EXERCISE: Output the material below in full, exactly as it is.

DATA:
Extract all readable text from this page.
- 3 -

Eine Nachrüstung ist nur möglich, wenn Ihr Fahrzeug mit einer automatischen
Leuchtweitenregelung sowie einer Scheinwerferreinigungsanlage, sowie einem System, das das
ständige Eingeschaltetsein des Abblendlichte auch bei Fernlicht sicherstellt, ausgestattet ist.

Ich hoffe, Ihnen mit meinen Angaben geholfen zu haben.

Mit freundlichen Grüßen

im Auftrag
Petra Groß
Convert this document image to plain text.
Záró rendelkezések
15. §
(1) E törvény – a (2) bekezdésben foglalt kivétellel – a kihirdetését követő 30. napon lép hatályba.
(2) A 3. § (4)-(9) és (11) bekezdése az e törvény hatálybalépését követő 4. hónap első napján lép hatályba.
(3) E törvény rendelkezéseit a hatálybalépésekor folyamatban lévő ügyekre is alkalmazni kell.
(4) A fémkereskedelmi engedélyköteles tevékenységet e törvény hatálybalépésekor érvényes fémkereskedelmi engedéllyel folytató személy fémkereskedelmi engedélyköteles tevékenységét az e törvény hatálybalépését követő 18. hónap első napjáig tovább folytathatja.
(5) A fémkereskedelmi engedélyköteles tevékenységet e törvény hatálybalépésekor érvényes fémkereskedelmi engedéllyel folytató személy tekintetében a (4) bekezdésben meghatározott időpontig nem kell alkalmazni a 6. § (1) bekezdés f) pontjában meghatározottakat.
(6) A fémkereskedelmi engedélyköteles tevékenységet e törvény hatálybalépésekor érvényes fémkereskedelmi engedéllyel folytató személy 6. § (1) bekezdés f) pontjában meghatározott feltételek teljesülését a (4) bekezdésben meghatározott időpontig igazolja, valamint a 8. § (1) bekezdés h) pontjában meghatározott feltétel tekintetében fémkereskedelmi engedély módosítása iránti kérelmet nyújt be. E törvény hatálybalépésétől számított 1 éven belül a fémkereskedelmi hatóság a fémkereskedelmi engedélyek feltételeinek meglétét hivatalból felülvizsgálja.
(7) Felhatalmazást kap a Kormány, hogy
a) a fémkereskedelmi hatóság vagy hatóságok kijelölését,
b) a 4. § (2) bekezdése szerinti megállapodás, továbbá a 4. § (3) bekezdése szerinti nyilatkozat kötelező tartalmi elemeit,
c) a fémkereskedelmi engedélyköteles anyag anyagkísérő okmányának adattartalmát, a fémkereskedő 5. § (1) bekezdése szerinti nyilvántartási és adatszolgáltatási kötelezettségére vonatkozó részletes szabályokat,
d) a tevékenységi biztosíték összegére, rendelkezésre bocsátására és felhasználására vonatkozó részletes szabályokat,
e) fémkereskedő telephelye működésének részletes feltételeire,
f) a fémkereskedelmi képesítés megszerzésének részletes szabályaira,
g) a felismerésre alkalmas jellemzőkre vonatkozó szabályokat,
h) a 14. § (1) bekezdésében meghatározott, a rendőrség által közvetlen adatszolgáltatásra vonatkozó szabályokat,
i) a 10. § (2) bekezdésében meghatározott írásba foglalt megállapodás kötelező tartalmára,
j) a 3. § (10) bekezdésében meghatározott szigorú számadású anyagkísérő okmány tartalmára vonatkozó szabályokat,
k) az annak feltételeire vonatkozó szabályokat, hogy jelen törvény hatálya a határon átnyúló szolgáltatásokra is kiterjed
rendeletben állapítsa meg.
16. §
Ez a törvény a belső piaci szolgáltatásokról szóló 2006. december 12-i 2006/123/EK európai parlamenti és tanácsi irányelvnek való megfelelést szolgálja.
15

COMPLETED EXERCISE:
Extract all readable text from this page.
- 3 -

Eine Nachrüstung ist nur möglich, wenn Ihr Fahrzeug mit einer automatischen
Leuchtweitenregelung sowie einer Scheinwerferreinigungsanlage, sowie einem System, das das
ständige Eingeschaltetsein des Abblendlichte auch bei Fernlicht sicherstellt, ausgestattet ist.

Ich hoffe, Ihnen mit meinen Angaben geholfen zu haben.

Mit freundlichen Grüßen

im Auftrag
Petra Groß
Convert this document image to plain text.
Záró rendelkezések
15. §
(1) E törvény – a (2) bekezdésben foglalt kivétellel – a kihirdetését követő 30. napon lép hatályba.
(2) A 3. § (4)-(9) és (11) bekezdése az e törvény hatálybalépését követő 4. hónap első napján lép hatályba.
(3) E törvény rendelkezéseit a hatálybalépésekor folyamatban lévő ügyekre is alkalmazni kell.
(4) A fémkereskedelmi engedélyköteles tevékenységet e törvény hatálybalépésekor érvényes fémkereskedelmi engedéllyel folytató személy fémkereskedelmi engedélyköteles tevékenységét az e törvény hatálybalépését követő 18. hónap első napjáig tovább folytathatja.
(5) A fémkereskedelmi engedélyköteles tevékenységet e törvény hatálybalépésekor érvényes fémkereskedelmi engedéllyel folytató személy tekintetében a (4) bekezdésben meghatározott időpontig nem kell alkalmazni a 6. § (1) bekezdés f) pontjában meghatározottakat.
(6) A fémkereskedelmi engedélyköteles tevékenységet e törvény hatálybalépésekor érvényes fémkereskedelmi engedéllyel folytató személy 6. § (1) bekezdés f) pontjában meghatározott feltételek teljesülését a (4) bekezdésben meghatározott időpontig igazolja, valamint a 8. § (1) bekezdés h) pontjában meghatározott feltétel tekintetében fémkereskedelmi engedély módosítása iránti kérelmet nyújt be. E törvény hatálybalépésétől számított 1 éven belül a fémkereskedelmi hatóság a fémkereskedelmi engedélyek feltételeinek meglétét hivatalból felülvizsgálja.
(7) Felhatalmazást kap a Kormány, hogy
a) a fémkereskedelmi hatóság vagy hatóságok kijelölését,
b) a 4. § (2) bekezdése szerinti megállapodás, továbbá a 4. § (3) bekezdése szerinti nyilatkozat kötelező tartalmi elemeit,
c) a fémkereskedelmi engedélyköteles anyag anyagkísérő okmányának adattartalmát, a fémkereskedő 5. § (1) bekezdése szerinti nyilvántartási és adatszolgáltatási kötelezettségére vonatkozó részletes szabályokat,
d) a tevékenységi biztosíték összegére, rendelkezésre bocsátására és felhasználására vonatkozó részletes szabályokat,
e) fémkereskedő telephelye működésének részletes feltételeire,
f) a fémkereskedelmi képesítés megszerzésének részletes szabályaira,
g) a felismerésre alkalmas jellemzőkre vonatkozó szabályokat,
h) a 14. § (1) bekezdésében meghatározott, a rendőrség által közvetlen adatszolgáltatásra vonatkozó szabályokat,
i) a 10. § (2) bekezdésében meghatározott írásba foglalt megállapodás kötelező tartalmára,
j) a 3. § (10) bekezdésében meghatározott szigorú számadású anyagkísérő okmány tartalmára vonatkozó szabályokat,
k) az annak feltételeire vonatkozó szabályokat, hogy jelen törvény hatálya a határon átnyúló szolgáltatásokra is kiterjed
rendeletben állapítsa meg.
16. §
Ez a törvény a belső piaci szolgáltatásokról szóló 2006. december 12-i 2006/123/EK európai parlamenti és tanácsi irányelvnek való megfelelést szolgálja.
15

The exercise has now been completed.